Data entries for graphics:
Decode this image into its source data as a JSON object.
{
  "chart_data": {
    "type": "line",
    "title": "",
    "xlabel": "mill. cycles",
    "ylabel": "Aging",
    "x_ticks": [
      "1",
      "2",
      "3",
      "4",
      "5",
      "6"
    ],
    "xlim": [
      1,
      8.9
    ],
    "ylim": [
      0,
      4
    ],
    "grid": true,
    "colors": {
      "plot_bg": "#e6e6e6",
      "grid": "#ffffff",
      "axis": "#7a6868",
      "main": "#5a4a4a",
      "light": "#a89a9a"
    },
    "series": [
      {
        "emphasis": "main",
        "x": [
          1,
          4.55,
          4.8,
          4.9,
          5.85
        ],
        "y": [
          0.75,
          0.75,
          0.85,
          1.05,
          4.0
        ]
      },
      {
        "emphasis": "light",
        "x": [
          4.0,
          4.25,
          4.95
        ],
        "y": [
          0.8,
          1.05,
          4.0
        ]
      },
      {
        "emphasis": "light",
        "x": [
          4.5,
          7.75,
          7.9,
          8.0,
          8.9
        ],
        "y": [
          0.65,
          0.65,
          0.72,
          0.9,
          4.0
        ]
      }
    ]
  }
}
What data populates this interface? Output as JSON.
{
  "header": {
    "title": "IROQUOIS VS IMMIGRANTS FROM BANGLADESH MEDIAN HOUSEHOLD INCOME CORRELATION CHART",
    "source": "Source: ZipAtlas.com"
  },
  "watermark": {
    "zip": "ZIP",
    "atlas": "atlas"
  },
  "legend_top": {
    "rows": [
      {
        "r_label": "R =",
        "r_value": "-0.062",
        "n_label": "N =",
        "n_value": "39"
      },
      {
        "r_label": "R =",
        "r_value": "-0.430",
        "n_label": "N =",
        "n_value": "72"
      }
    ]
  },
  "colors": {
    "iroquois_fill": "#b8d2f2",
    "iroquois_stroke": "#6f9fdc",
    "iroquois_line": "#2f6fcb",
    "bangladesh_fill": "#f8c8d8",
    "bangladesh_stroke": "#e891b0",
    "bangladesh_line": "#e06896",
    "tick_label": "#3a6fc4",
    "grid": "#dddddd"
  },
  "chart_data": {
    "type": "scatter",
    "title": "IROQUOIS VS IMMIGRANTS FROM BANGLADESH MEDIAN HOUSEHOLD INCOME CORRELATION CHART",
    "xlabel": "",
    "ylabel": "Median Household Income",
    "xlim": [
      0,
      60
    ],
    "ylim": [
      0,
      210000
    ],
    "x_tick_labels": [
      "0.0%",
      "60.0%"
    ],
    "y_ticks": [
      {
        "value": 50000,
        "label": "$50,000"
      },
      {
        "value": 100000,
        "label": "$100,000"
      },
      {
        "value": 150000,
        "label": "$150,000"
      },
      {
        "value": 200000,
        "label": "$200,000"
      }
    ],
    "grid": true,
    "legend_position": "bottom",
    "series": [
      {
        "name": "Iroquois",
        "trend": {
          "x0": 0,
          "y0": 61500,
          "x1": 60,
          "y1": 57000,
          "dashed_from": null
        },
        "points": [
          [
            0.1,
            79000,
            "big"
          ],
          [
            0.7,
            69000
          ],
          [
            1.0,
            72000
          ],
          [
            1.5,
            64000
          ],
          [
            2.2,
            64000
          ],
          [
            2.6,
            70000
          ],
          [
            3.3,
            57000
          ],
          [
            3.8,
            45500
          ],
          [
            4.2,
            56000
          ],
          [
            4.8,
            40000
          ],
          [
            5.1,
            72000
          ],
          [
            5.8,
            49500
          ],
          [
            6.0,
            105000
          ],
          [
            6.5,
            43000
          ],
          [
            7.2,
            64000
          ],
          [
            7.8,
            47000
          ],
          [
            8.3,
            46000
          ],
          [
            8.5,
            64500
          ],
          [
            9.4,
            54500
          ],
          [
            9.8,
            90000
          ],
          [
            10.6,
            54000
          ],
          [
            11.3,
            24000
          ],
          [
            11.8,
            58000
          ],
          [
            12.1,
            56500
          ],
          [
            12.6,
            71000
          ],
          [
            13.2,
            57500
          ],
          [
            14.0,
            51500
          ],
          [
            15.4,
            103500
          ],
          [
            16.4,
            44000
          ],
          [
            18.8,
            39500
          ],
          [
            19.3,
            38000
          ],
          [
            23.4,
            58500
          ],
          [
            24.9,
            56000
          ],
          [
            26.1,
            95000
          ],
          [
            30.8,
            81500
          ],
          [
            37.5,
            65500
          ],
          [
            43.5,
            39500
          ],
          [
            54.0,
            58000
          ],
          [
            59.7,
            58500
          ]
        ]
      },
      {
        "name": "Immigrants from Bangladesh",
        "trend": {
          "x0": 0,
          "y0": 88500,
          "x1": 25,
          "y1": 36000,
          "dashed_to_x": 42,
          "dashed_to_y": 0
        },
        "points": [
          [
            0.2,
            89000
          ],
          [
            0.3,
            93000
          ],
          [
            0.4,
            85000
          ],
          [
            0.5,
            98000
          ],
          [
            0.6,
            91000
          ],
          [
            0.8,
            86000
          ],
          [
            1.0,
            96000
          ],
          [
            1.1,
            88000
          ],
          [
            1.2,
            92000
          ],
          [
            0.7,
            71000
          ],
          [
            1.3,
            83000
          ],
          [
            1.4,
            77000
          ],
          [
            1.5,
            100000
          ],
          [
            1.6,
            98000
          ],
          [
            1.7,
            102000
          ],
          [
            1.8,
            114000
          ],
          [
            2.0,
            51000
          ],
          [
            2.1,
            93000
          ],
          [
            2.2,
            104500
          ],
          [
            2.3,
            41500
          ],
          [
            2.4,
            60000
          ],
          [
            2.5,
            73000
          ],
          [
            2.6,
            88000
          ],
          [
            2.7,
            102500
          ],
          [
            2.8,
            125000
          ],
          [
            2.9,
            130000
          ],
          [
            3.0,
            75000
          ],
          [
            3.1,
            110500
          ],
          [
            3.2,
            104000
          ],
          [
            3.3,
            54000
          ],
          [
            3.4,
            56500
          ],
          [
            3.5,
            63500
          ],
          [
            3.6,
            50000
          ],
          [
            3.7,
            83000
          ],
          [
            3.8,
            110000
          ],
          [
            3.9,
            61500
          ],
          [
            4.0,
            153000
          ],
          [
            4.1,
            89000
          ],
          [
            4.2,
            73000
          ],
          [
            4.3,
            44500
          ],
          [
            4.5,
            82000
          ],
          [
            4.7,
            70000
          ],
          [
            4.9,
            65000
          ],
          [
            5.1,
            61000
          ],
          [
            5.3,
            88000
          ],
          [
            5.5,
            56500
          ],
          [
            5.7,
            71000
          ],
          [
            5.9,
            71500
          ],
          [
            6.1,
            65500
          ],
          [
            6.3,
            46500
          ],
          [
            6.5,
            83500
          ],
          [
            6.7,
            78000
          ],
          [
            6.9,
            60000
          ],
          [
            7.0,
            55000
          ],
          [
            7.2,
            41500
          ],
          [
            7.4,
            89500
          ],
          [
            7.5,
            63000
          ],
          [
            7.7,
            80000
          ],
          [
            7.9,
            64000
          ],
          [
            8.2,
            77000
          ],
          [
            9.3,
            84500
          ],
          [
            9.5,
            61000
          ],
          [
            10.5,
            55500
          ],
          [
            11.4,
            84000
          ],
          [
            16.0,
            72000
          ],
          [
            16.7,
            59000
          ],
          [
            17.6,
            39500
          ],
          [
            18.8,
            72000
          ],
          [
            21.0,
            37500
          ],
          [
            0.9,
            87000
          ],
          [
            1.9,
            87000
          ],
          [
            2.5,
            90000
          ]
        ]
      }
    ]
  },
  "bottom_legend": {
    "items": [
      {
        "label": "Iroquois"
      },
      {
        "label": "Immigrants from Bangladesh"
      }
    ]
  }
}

**CHALLENGE:**
Among the lines of the listing, how many hold the string "name"? Respond with only the number.

**RESULT FOR THIS TASK:**
2